-- START --

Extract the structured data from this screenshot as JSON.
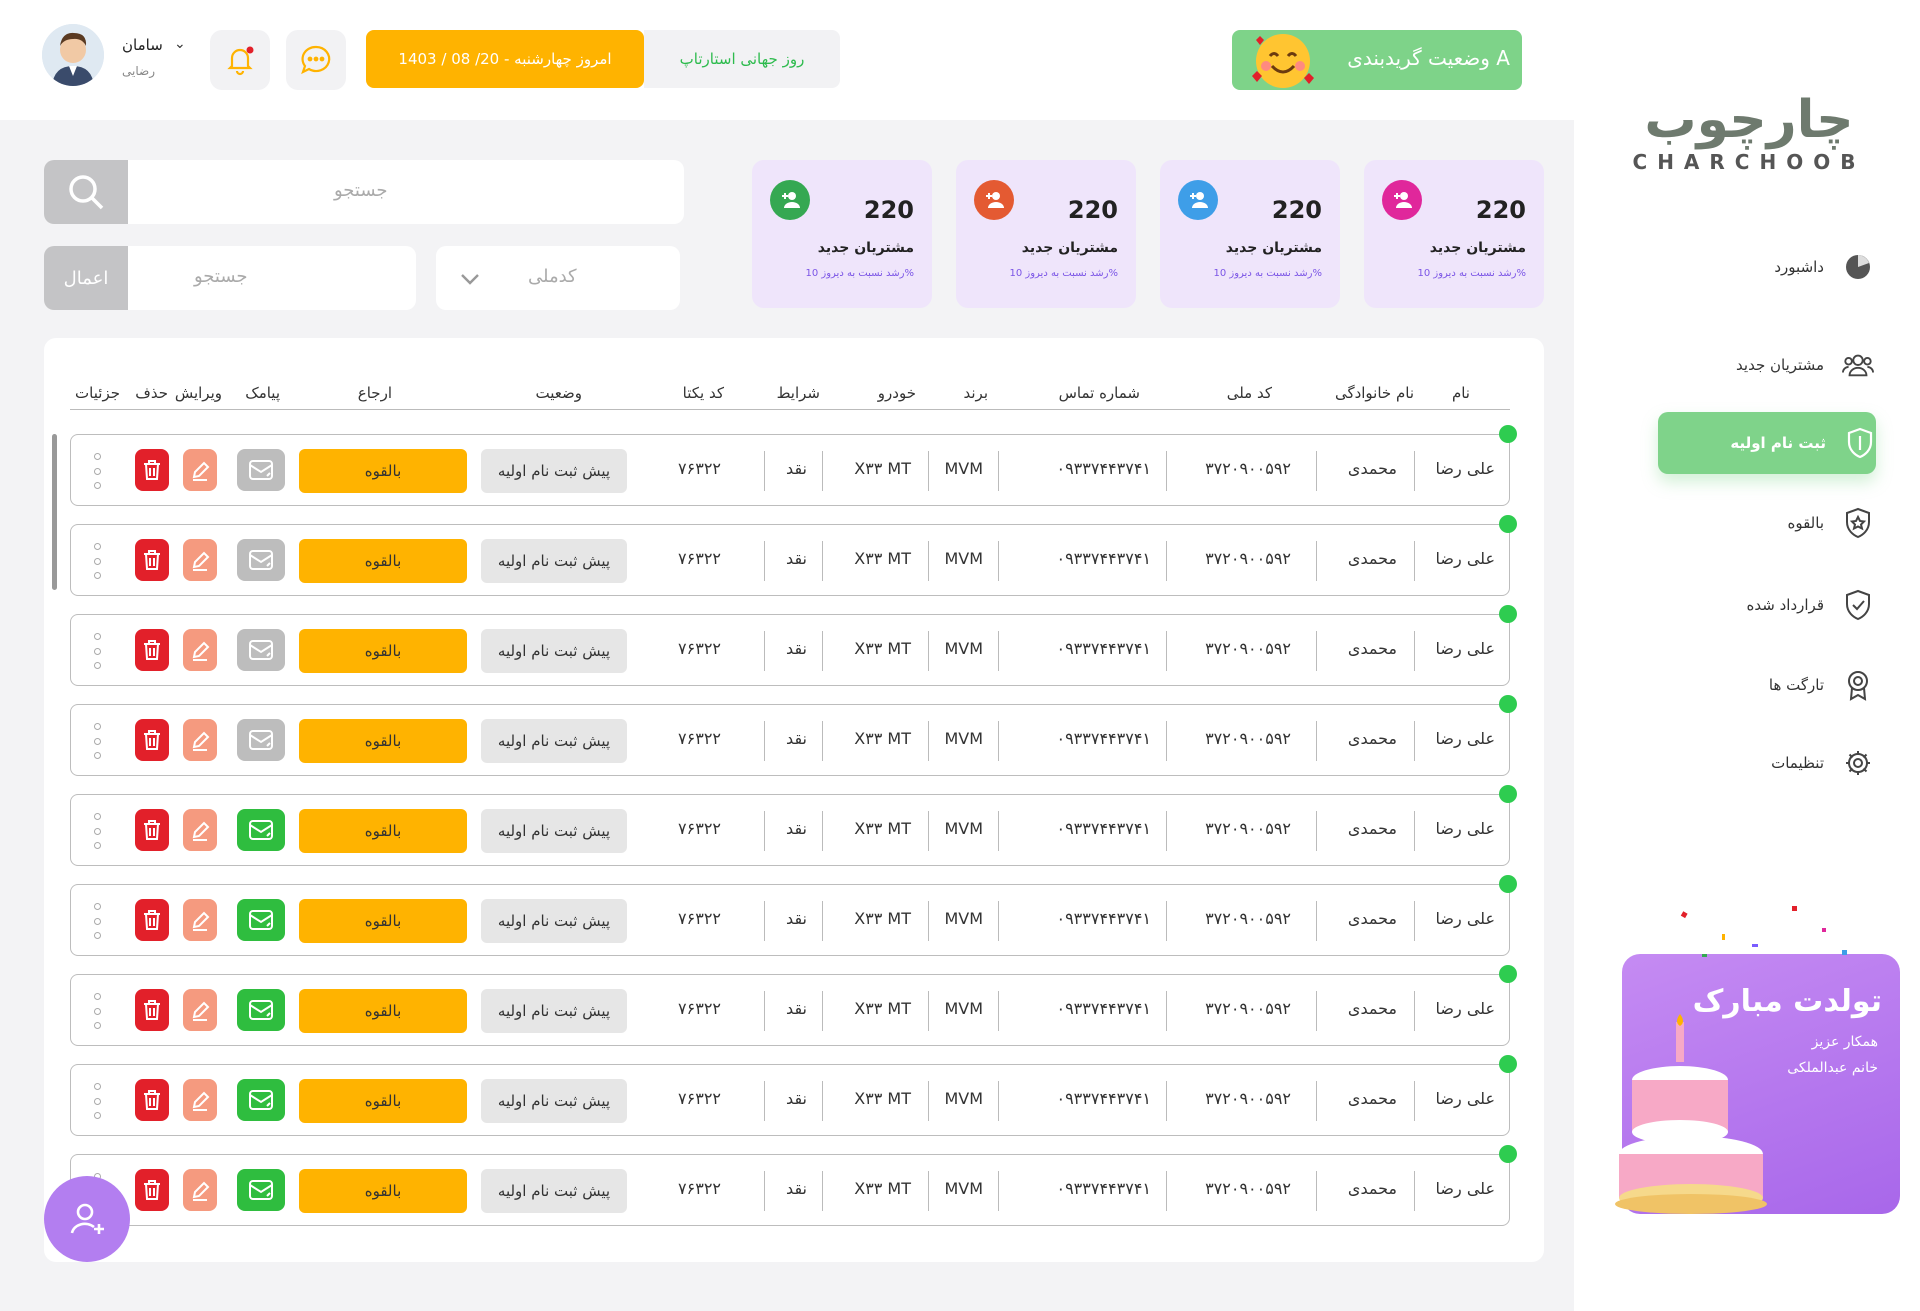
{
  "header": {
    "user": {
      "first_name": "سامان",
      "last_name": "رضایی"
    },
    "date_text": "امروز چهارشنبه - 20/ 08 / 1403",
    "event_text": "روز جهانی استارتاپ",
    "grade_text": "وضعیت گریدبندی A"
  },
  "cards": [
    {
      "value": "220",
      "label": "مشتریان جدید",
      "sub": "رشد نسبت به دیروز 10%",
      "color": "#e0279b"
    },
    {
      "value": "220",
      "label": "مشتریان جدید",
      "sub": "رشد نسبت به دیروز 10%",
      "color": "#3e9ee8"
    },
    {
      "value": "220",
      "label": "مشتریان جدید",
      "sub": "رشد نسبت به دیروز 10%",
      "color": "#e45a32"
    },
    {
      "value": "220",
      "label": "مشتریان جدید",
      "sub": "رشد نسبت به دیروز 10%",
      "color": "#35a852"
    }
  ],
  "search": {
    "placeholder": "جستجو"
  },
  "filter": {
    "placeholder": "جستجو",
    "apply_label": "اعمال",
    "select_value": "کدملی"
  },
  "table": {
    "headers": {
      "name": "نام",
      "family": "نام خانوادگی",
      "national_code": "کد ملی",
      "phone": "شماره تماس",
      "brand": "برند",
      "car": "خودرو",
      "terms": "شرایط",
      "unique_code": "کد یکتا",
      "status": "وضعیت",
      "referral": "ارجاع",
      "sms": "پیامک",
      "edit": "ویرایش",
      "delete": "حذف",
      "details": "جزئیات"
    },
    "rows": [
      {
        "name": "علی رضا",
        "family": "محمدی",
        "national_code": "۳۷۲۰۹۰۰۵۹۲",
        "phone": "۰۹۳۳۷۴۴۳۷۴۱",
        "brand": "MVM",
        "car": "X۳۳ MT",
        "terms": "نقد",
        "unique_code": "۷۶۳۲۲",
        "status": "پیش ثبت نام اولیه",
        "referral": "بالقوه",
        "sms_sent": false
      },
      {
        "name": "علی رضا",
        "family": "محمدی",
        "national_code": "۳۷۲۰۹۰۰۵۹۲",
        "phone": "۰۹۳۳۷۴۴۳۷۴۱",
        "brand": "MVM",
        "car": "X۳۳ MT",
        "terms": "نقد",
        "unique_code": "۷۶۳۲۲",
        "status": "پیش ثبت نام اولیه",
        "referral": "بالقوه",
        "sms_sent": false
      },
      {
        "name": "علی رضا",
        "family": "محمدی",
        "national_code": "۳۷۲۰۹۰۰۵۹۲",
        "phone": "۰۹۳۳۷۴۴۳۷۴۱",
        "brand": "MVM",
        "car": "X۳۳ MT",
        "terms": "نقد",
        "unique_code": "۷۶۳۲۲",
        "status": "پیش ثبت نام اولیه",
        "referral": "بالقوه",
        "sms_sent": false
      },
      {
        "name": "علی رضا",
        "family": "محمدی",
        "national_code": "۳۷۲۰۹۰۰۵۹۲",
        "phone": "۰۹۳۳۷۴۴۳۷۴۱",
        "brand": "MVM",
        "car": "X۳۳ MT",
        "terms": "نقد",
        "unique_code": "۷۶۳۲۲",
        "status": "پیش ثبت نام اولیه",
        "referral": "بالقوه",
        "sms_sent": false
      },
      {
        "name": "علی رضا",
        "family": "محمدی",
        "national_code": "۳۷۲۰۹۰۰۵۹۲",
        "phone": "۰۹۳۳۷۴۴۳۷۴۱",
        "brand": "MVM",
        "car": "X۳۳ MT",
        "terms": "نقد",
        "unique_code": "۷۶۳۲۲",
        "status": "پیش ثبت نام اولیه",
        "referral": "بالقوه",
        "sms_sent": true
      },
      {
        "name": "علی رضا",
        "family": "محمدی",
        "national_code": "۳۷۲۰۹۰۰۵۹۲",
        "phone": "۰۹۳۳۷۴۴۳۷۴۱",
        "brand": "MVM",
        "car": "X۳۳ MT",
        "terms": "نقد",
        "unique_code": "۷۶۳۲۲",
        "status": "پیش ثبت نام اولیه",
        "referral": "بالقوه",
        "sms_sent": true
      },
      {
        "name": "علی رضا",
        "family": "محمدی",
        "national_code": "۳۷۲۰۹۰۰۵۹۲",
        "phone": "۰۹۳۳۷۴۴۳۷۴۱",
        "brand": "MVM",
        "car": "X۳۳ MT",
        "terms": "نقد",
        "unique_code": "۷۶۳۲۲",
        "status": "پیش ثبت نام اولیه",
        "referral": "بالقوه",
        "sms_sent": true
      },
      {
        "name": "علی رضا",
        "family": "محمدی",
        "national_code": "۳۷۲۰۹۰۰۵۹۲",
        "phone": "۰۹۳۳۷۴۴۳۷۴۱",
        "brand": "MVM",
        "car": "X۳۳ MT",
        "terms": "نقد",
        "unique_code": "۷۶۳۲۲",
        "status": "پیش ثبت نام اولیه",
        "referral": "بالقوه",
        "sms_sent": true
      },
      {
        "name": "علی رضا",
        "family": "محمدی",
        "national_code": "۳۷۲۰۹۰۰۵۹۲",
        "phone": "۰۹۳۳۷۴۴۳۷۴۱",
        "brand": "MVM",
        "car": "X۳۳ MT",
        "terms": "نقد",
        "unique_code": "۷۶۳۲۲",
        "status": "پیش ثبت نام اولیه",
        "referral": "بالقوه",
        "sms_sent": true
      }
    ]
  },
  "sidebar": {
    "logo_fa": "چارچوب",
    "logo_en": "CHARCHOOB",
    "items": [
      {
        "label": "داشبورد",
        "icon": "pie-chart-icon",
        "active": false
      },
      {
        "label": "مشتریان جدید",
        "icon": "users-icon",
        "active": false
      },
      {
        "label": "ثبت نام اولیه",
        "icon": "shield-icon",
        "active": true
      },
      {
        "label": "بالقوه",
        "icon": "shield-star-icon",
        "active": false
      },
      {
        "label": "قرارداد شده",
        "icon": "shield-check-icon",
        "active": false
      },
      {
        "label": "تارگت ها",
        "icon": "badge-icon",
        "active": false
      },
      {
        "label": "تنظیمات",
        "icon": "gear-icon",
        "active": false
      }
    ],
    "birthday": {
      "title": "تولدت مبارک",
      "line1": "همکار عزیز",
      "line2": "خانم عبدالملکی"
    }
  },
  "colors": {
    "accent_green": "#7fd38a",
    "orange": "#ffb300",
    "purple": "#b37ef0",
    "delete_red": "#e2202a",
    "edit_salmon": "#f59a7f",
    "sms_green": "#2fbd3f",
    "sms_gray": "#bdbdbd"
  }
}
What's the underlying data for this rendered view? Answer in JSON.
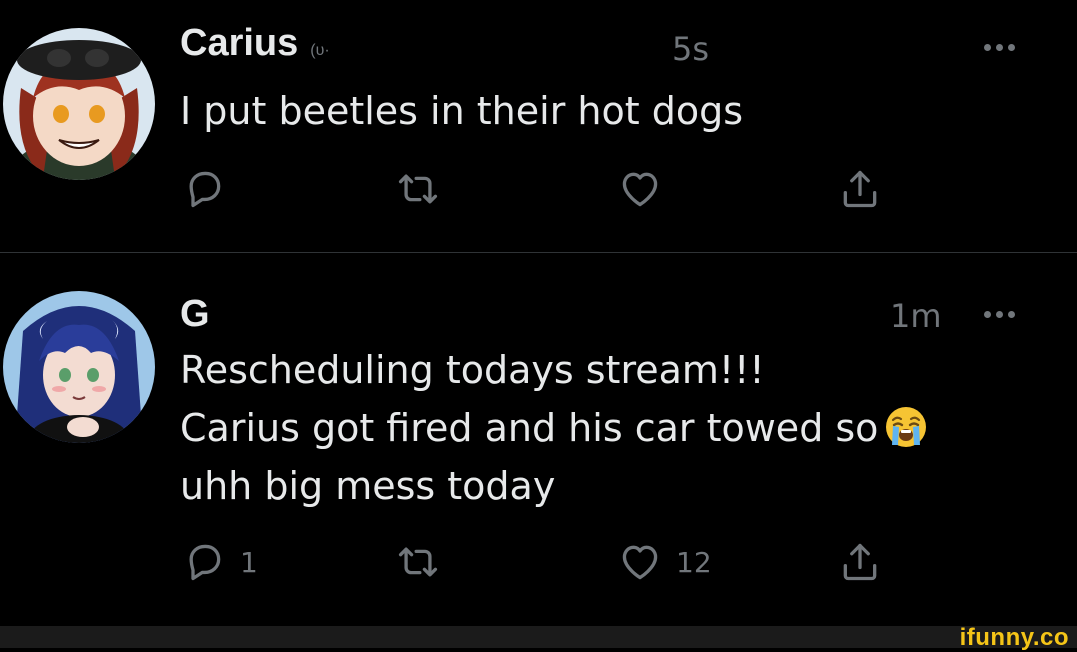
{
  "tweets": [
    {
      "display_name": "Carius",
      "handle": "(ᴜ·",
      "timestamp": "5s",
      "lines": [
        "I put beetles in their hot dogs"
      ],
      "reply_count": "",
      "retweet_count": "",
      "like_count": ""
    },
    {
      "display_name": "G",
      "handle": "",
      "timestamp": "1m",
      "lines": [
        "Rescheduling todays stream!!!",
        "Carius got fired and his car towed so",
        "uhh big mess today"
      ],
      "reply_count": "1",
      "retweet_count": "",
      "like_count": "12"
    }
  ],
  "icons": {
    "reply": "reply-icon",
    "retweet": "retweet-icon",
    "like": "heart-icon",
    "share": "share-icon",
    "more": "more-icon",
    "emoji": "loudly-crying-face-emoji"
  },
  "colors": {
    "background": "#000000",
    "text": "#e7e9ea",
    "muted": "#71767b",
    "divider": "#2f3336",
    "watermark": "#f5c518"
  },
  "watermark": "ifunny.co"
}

-- END --

Instructions for the task: Where a line above includes "shield", copy that line.

Final answer:
        "icon": "shield-icon",
        "icon": "shield-star-icon",
        "icon": "shield-check-icon",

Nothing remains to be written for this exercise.